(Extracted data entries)
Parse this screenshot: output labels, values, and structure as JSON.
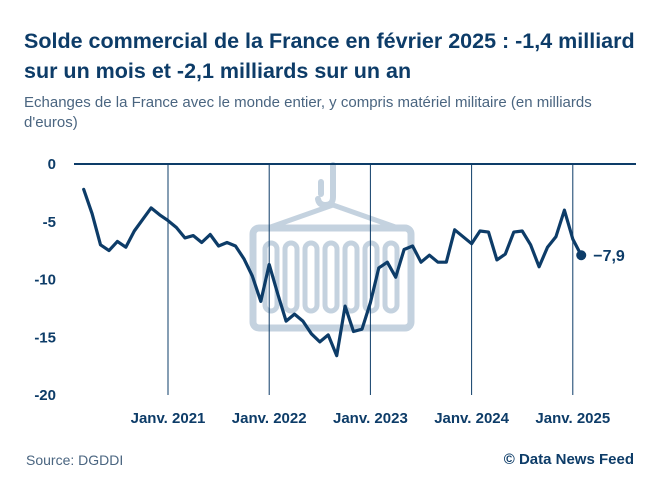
{
  "header": {
    "title": "Solde commercial de la France en février 2025 : -1,4 milliard sur un mois et -2,1 milliards sur un an",
    "subtitle": "Echanges de la France avec le monde entier, y compris matériel militaire (en milliards d'euros)"
  },
  "footer": {
    "source": "Source: DGDDI",
    "credit": "© Data News Feed"
  },
  "colors": {
    "line": "#0d3c68",
    "watermark": "#c4d2df",
    "axis_text": "#0d3c68"
  },
  "chart_data": {
    "type": "line",
    "title": "Solde commercial de la France en février 2025 : -1,4 milliard sur un mois et -2,1 milliards sur un an",
    "ylim": [
      -20,
      0
    ],
    "y_ticks": [
      0,
      -5,
      -10,
      -15,
      -20
    ],
    "y_tick_labels": [
      "0",
      "-5",
      "-10",
      "-15",
      "-20"
    ],
    "x_tick_labels": [
      "Janv. 2021",
      "Janv. 2022",
      "Janv. 2023",
      "Janv. 2024",
      "Janv. 2025"
    ],
    "x_tick_dates": [
      "2021-01",
      "2022-01",
      "2023-01",
      "2024-01",
      "2025-01"
    ],
    "grid": "vertical lines at January of each year",
    "last_value_label": "−7,9",
    "series": [
      {
        "x": [
          "2020-03",
          "2020-04",
          "2020-05",
          "2020-06",
          "2020-07",
          "2020-08",
          "2020-09",
          "2020-10",
          "2020-11",
          "2020-12",
          "2021-01",
          "2021-02",
          "2021-03",
          "2021-04",
          "2021-05",
          "2021-06",
          "2021-07",
          "2021-08",
          "2021-09",
          "2021-10",
          "2021-11",
          "2021-12",
          "2022-01",
          "2022-02",
          "2022-03",
          "2022-04",
          "2022-05",
          "2022-06",
          "2022-07",
          "2022-08",
          "2022-09",
          "2022-10",
          "2022-11",
          "2022-12",
          "2023-01",
          "2023-02",
          "2023-03",
          "2023-04",
          "2023-05",
          "2023-06",
          "2023-07",
          "2023-08",
          "2023-09",
          "2023-10",
          "2023-11",
          "2023-12",
          "2024-01",
          "2024-02",
          "2024-03",
          "2024-04",
          "2024-05",
          "2024-06",
          "2024-07",
          "2024-08",
          "2024-09",
          "2024-10",
          "2024-11",
          "2024-12",
          "2025-01",
          "2025-02"
        ],
        "values": [
          -2.2,
          -4.3,
          -7.0,
          -7.5,
          -6.7,
          -7.2,
          -5.8,
          -4.8,
          -3.8,
          -4.4,
          -4.9,
          -5.5,
          -6.4,
          -6.2,
          -6.8,
          -6.1,
          -7.1,
          -6.8,
          -7.1,
          -8.2,
          -9.7,
          -11.9,
          -8.7,
          -11.2,
          -13.6,
          -13.0,
          -13.6,
          -14.7,
          -15.4,
          -14.8,
          -16.6,
          -12.3,
          -14.5,
          -14.3,
          -12.0,
          -9.0,
          -8.5,
          -9.8,
          -7.4,
          -7.1,
          -8.5,
          -7.9,
          -8.5,
          -8.5,
          -5.7,
          -6.3,
          -6.9,
          -5.8,
          -5.9,
          -8.3,
          -7.8,
          -5.9,
          -5.8,
          -7.0,
          -8.9,
          -7.2,
          -6.3,
          -4.0,
          -6.5,
          -7.9
        ]
      }
    ]
  }
}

• _Short problem_: State the count of lines in the data holding the word "Janv", adding nothing to it.

• _Exercise output_: 5